### TASK DETAILS
Write the records below out in full, character for character, with no pictures.
[Start of DATA RECORDS]
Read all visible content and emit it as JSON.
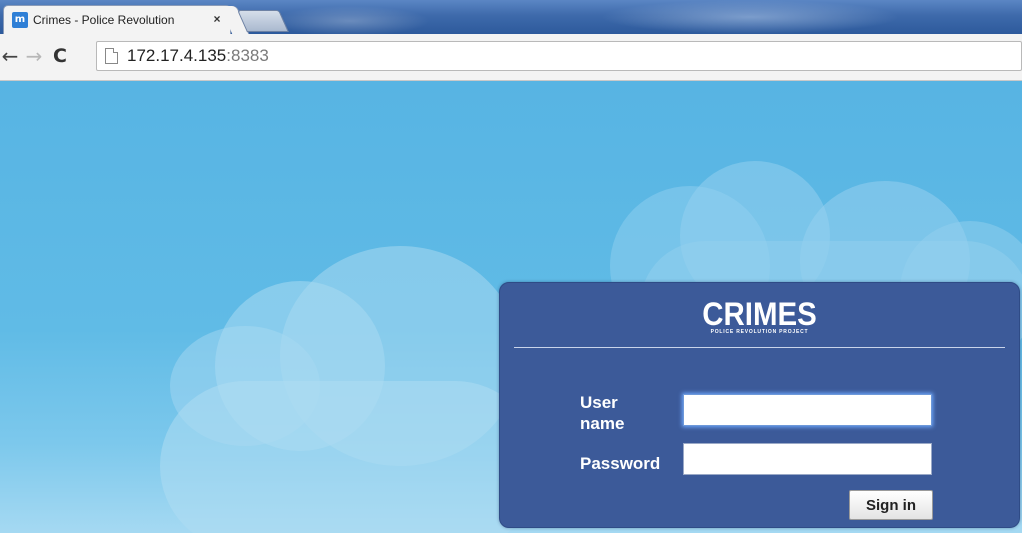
{
  "browser": {
    "tab": {
      "favicon_text": "m",
      "title": "Crimes - Police Revolution",
      "close_glyph": "×"
    },
    "nav": {
      "back_glyph": "←",
      "forward_glyph": "→",
      "reload_glyph": "C"
    },
    "address": {
      "host": "172.17.4.135",
      "port": ":8383"
    }
  },
  "login": {
    "logo_title": "CRIMES",
    "logo_subtitle": "POLICE REVOLUTION PROJECT",
    "username_label": "User name",
    "username_value": "",
    "password_label": "Password",
    "password_value": "",
    "signin_label": "Sign in"
  },
  "colors": {
    "panel": "#3c5a99",
    "sky": "#57b4e3",
    "tabstrip": "#3e6aab"
  },
  "icons": [
    "favicon-icon",
    "close-icon",
    "back-arrow-icon",
    "forward-arrow-icon",
    "reload-icon",
    "page-icon"
  ]
}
[End of DATA RECORDS]
### REPLY TO THE EXERCISE
Read all visible content and emit it as JSON.
{
  "browser": {
    "tab": {
      "favicon_text": "m",
      "title": "Crimes - Police Revolution",
      "close_glyph": "×"
    },
    "nav": {
      "back_glyph": "←",
      "forward_glyph": "→",
      "reload_glyph": "C"
    },
    "address": {
      "host": "172.17.4.135",
      "port": ":8383"
    }
  },
  "login": {
    "logo_title": "CRIMES",
    "logo_subtitle": "POLICE REVOLUTION PROJECT",
    "username_label": "User name",
    "username_value": "",
    "password_label": "Password",
    "password_value": "",
    "signin_label": "Sign in"
  },
  "colors": {
    "panel": "#3c5a99",
    "sky": "#57b4e3",
    "tabstrip": "#3e6aab"
  },
  "icons": [
    "favicon-icon",
    "close-icon",
    "back-arrow-icon",
    "forward-arrow-icon",
    "reload-icon",
    "page-icon"
  ]
}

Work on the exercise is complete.